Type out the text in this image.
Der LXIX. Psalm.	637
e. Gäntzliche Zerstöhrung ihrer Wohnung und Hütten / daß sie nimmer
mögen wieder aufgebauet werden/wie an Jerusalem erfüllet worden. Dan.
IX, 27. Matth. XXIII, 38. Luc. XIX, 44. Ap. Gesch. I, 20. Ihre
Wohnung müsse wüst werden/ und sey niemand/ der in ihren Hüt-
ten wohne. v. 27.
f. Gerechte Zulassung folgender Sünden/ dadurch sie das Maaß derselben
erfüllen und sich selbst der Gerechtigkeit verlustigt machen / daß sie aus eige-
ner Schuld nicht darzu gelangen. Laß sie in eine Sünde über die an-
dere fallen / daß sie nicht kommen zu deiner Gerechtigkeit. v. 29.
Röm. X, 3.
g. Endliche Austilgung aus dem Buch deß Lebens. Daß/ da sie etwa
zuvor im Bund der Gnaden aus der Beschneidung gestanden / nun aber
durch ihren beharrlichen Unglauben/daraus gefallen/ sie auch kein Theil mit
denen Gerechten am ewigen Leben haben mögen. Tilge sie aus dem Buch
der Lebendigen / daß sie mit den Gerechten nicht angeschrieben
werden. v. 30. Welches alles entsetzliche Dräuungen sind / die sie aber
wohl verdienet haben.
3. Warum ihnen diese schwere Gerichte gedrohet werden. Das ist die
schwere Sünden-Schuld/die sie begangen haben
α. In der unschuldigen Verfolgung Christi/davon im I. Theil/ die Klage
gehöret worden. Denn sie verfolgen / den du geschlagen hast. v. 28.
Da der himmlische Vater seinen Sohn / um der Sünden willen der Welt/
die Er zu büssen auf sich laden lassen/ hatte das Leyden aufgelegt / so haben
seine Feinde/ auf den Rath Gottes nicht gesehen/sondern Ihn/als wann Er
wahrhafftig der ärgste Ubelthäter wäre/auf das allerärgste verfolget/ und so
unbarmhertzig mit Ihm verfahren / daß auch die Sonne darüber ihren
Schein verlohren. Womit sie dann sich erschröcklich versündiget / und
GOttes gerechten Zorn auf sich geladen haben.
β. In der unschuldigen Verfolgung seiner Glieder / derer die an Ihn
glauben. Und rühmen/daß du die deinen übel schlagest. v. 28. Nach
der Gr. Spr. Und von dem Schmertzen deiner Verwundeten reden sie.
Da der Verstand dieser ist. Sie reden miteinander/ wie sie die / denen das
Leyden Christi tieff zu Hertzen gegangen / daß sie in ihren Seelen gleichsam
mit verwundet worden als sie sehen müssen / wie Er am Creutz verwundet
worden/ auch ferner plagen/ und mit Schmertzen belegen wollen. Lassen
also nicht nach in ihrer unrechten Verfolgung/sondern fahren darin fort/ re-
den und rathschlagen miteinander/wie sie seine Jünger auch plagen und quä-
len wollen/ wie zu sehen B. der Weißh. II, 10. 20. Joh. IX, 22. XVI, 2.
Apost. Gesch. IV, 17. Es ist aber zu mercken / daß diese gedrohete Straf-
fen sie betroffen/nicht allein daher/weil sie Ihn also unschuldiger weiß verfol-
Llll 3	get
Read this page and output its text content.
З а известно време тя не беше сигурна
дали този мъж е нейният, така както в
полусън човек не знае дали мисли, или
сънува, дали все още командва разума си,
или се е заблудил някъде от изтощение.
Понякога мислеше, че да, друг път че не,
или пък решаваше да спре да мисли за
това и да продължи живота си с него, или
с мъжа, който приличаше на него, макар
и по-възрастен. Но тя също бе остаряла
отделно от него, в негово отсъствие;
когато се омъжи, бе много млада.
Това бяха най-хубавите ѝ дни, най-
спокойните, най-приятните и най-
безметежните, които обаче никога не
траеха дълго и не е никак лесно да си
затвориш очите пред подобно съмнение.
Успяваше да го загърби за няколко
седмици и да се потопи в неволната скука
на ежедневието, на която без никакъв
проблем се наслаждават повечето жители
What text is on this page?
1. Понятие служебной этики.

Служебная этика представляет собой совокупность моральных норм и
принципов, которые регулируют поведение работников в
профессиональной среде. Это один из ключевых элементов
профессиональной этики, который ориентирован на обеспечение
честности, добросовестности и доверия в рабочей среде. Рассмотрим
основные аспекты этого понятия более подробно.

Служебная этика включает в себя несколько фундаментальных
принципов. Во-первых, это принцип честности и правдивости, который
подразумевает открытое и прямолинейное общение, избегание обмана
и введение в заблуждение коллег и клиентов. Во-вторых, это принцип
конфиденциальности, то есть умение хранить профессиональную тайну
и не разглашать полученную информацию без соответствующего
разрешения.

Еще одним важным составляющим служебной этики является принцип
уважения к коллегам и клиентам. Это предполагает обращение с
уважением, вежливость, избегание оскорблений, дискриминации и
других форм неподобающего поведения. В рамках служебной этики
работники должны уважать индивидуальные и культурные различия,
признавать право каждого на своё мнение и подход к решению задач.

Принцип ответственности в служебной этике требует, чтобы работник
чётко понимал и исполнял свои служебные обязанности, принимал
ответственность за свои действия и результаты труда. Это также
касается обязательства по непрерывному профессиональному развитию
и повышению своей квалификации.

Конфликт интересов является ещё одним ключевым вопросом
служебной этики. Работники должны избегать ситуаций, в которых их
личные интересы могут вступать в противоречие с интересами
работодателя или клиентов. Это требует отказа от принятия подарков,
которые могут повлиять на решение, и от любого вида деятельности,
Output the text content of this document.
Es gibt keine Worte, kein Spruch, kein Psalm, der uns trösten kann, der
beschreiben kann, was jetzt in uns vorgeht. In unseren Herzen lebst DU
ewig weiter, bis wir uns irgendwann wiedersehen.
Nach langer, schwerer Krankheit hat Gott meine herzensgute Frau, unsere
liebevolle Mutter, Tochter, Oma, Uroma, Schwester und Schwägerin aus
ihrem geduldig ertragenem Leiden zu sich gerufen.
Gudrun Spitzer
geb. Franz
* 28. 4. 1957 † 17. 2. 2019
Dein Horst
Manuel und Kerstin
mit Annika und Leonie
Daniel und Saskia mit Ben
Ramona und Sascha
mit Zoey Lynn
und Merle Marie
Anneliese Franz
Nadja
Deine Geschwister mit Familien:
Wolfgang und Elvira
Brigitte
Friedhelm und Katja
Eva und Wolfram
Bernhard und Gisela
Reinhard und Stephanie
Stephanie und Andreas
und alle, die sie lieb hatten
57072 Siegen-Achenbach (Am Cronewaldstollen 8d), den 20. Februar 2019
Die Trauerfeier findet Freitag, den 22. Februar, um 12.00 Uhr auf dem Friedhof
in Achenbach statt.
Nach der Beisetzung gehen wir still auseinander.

------------------------

WHAT IS EXPECTED
Every entry needs to be retyped exactly.

RESULT FOR THIS TASK
Type out the text in this image.
Der LXIX. Psalm.	637
e. Gäntzliche Zerstöhrung ihrer Wohnung und Hütten / daß sie nimmer
mögen wieder aufgebauet werden/wie an Jerusalem erfüllet worden. Dan.
IX, 27. Matth. XXIII, 38. Luc. XIX, 44. Ap. Gesch. I, 20. Ihre
Wohnung müsse wüst werden/ und sey niemand/ der in ihren Hüt-
ten wohne. v. 27.
f. Gerechte Zulassung folgender Sünden/ dadurch sie das Maaß derselben
erfüllen und sich selbst der Gerechtigkeit verlustigt machen / daß sie aus eige-
ner Schuld nicht darzu gelangen. Laß sie in eine Sünde über die an-
dere fallen / daß sie nicht kommen zu deiner Gerechtigkeit. v. 29.
Röm. X, 3.
g. Endliche Austilgung aus dem Buch deß Lebens. Daß/ da sie etwa
zuvor im Bund der Gnaden aus der Beschneidung gestanden / nun aber
durch ihren beharrlichen Unglauben/daraus gefallen/ sie auch kein Theil mit
denen Gerechten am ewigen Leben haben mögen. Tilge sie aus dem Buch
der Lebendigen / daß sie mit den Gerechten nicht angeschrieben
werden. v. 30. Welches alles entsetzliche Dräuungen sind / die sie aber
wohl verdienet haben.
3. Warum ihnen diese schwere Gerichte gedrohet werden. Das ist die
schwere Sünden-Schuld/die sie begangen haben
α. In der unschuldigen Verfolgung Christi/davon im I. Theil/ die Klage
gehöret worden. Denn sie verfolgen / den du geschlagen hast. v. 28.
Da der himmlische Vater seinen Sohn / um der Sünden willen der Welt/
die Er zu büssen auf sich laden lassen/ hatte das Leyden aufgelegt / so haben
seine Feinde/ auf den Rath Gottes nicht gesehen/sondern Ihn/als wann Er
wahrhafftig der ärgste Ubelthäter wäre/auf das allerärgste verfolget/ und so
unbarmhertzig mit Ihm verfahren / daß auch die Sonne darüber ihren
Schein verlohren. Womit sie dann sich erschröcklich versündiget / und
GOttes gerechten Zorn auf sich geladen haben.
β. In der unschuldigen Verfolgung seiner Glieder / derer die an Ihn
glauben. Und rühmen/daß du die deinen übel schlagest. v. 28. Nach
der Gr. Spr. Und von dem Schmertzen deiner Verwundeten reden sie.
Da der Verstand dieser ist. Sie reden miteinander/ wie sie die / denen das
Leyden Christi tieff zu Hertzen gegangen / daß sie in ihren Seelen gleichsam
mit verwundet worden als sie sehen müssen / wie Er am Creutz verwundet
worden/ auch ferner plagen/ und mit Schmertzen belegen wollen. Lassen
also nicht nach in ihrer unrechten Verfolgung/sondern fahren darin fort/ re-
den und rathschlagen miteinander/wie sie seine Jünger auch plagen und quä-
len wollen/ wie zu sehen B. der Weißh. II, 10. 20. Joh. IX, 22. XVI, 2.
Apost. Gesch. IV, 17. Es ist aber zu mercken / daß diese gedrohete Straf-
fen sie betroffen/nicht allein daher/weil sie Ihn also unschuldiger weiß verfol-
Llll 3	get
Read this page and output its text content.
З а известно време тя не беше сигурна
дали този мъж е нейният, така както в
полусън човек не знае дали мисли, или
сънува, дали все още командва разума си,
или се е заблудил някъде от изтощение.
Понякога мислеше, че да, друг път че не,
или пък решаваше да спре да мисли за
това и да продължи живота си с него, или
с мъжа, който приличаше на него, макар
и по-възрастен. Но тя също бе остаряла
отделно от него, в негово отсъствие;
когато се омъжи, бе много млада.
Това бяха най-хубавите ѝ дни, най-
спокойните, най-приятните и най-
безметежните, които обаче никога не
траеха дълго и не е никак лесно да си
затвориш очите пред подобно съмнение.
Успяваше да го загърби за няколко
седмици и да се потопи в неволната скука
на ежедневието, на която без никакъв
проблем се наслаждават повечето жители
What text is on this page?
1. Понятие служебной этики.

Служебная этика представляет собой совокупность моральных норм и
принципов, которые регулируют поведение работников в
профессиональной среде. Это один из ключевых элементов
профессиональной этики, который ориентирован на обеспечение
честности, добросовестности и доверия в рабочей среде. Рассмотрим
основные аспекты этого понятия более подробно.

Служебная этика включает в себя несколько фундаментальных
принципов. Во-первых, это принцип честности и правдивости, который
подразумевает открытое и прямолинейное общение, избегание обмана
и введение в заблуждение коллег и клиентов. Во-вторых, это принцип
конфиденциальности, то есть умение хранить профессиональную тайну
и не разглашать полученную информацию без соответствующего
разрешения.

Еще одним важным составляющим служебной этики является принцип
уважения к коллегам и клиентам. Это предполагает обращение с
уважением, вежливость, избегание оскорблений, дискриминации и
других форм неподобающего поведения. В рамках служебной этики
работники должны уважать индивидуальные и культурные различия,
признавать право каждого на своё мнение и подход к решению задач.

Принцип ответственности в служебной этике требует, чтобы работник
чётко понимал и исполнял свои служебные обязанности, принимал
ответственность за свои действия и результаты труда. Это также
касается обязательства по непрерывному профессиональному развитию
и повышению своей квалификации.

Конфликт интересов является ещё одним ключевым вопросом
служебной этики. Работники должны избегать ситуаций, в которых их
личные интересы могут вступать в противоречие с интересами
работодателя или клиентов. Это требует отказа от принятия подарков,
которые могут повлиять на решение, и от любого вида деятельности,
Output the text content of this document.
Es gibt keine Worte, kein Spruch, kein Psalm, der uns trösten kann, der
beschreiben kann, was jetzt in uns vorgeht. In unseren Herzen lebst DU
ewig weiter, bis wir uns irgendwann wiedersehen.
Nach langer, schwerer Krankheit hat Gott meine herzensgute Frau, unsere
liebevolle Mutter, Tochter, Oma, Uroma, Schwester und Schwägerin aus
ihrem geduldig ertragenem Leiden zu sich gerufen.
Gudrun Spitzer
geb. Franz
* 28. 4. 1957 † 17. 2. 2019
Dein Horst
Manuel und Kerstin
mit Annika und Leonie
Daniel und Saskia mit Ben
Ramona und Sascha
mit Zoey Lynn
und Merle Marie
Anneliese Franz
Nadja
Deine Geschwister mit Familien:
Wolfgang und Elvira
Brigitte
Friedhelm und Katja
Eva und Wolfram
Bernhard und Gisela
Reinhard und Stephanie
Stephanie und Andreas
und alle, die sie lieb hatten
57072 Siegen-Achenbach (Am Cronewaldstollen 8d), den 20. Februar 2019
Die Trauerfeier findet Freitag, den 22. Februar, um 12.00 Uhr auf dem Friedhof
in Achenbach statt.
Nach der Beisetzung gehen wir still auseinander.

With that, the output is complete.